### INFORMATION SUPPLIED ###

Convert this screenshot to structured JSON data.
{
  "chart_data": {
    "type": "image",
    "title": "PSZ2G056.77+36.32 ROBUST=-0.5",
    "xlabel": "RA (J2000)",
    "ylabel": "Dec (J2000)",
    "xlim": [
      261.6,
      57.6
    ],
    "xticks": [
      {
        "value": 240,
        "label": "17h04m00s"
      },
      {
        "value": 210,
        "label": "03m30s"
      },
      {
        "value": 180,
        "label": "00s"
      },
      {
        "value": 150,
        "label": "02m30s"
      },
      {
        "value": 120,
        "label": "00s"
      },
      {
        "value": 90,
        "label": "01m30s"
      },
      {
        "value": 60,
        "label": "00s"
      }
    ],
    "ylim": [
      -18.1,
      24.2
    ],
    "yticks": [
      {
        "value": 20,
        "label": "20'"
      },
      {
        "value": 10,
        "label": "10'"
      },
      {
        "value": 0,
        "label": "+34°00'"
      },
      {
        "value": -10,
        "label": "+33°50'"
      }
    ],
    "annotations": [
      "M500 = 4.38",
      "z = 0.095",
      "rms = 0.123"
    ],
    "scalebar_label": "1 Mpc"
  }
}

###

**PROBLEM DETAILS**
Retype every record above exactly as it appears.

**PROBLEM SOLUTION**
Convert this screenshot to structured JSON data.
{
  "chart_data": {
    "type": "image",
    "title": "PSZ2G056.77+36.32 ROBUST=-0.5",
    "xlabel": "RA (J2000)",
    "ylabel": "Dec (J2000)",
    "xlim": [
      261.6,
      57.6
    ],
    "xticks": [
      {
        "value": 240,
        "label": "17h04m00s"
      },
      {
        "value": 210,
        "label": "03m30s"
      },
      {
        "value": 180,
        "label": "00s"
      },
      {
        "value": 150,
        "label": "02m30s"
      },
      {
        "value": 120,
        "label": "00s"
      },
      {
        "value": 90,
        "label": "01m30s"
      },
      {
        "value": 60,
        "label": "00s"
      }
    ],
    "ylim": [
      -18.1,
      24.2
    ],
    "yticks": [
      {
        "value": 20,
        "label": "20'"
      },
      {
        "value": 10,
        "label": "10'"
      },
      {
        "value": 0,
        "label": "+34°00'"
      },
      {
        "value": -10,
        "label": "+33°50'"
      }
    ],
    "annotations": [
      "M500 = 4.38",
      "z = 0.095",
      "rms = 0.123"
    ],
    "scalebar_label": "1 Mpc"
  }
}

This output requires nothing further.